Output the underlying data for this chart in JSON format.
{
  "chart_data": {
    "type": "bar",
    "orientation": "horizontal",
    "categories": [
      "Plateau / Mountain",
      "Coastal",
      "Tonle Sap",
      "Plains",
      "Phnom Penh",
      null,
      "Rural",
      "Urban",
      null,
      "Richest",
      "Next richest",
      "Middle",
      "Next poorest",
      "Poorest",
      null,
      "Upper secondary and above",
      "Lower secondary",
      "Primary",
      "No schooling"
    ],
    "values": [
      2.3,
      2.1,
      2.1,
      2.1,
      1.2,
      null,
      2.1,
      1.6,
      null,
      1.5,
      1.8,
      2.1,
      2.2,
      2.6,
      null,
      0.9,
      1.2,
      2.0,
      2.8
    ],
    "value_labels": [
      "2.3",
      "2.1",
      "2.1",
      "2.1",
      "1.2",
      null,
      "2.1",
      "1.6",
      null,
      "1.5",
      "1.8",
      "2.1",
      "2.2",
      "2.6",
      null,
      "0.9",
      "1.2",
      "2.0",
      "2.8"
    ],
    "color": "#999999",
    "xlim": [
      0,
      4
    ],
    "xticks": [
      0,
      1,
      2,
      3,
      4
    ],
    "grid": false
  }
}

===

Return all of the above records exactly, leaving no line out.

Output the underlying data for this chart in JSON format.
{
  "chart_data": {
    "type": "bar",
    "orientation": "horizontal",
    "categories": [
      "Plateau / Mountain",
      "Coastal",
      "Tonle Sap",
      "Plains",
      "Phnom Penh",
      null,
      "Rural",
      "Urban",
      null,
      "Richest",
      "Next richest",
      "Middle",
      "Next poorest",
      "Poorest",
      null,
      "Upper secondary and above",
      "Lower secondary",
      "Primary",
      "No schooling"
    ],
    "values": [
      2.3,
      2.1,
      2.1,
      2.1,
      1.2,
      null,
      2.1,
      1.6,
      null,
      1.5,
      1.8,
      2.1,
      2.2,
      2.6,
      null,
      0.9,
      1.2,
      2.0,
      2.8
    ],
    "value_labels": [
      "2.3",
      "2.1",
      "2.1",
      "2.1",
      "1.2",
      null,
      "2.1",
      "1.6",
      null,
      "1.5",
      "1.8",
      "2.1",
      "2.2",
      "2.6",
      null,
      "0.9",
      "1.2",
      "2.0",
      "2.8"
    ],
    "color": "#999999",
    "xlim": [
      0,
      4
    ],
    "xticks": [
      0,
      1,
      2,
      3,
      4
    ],
    "grid": false
  }
}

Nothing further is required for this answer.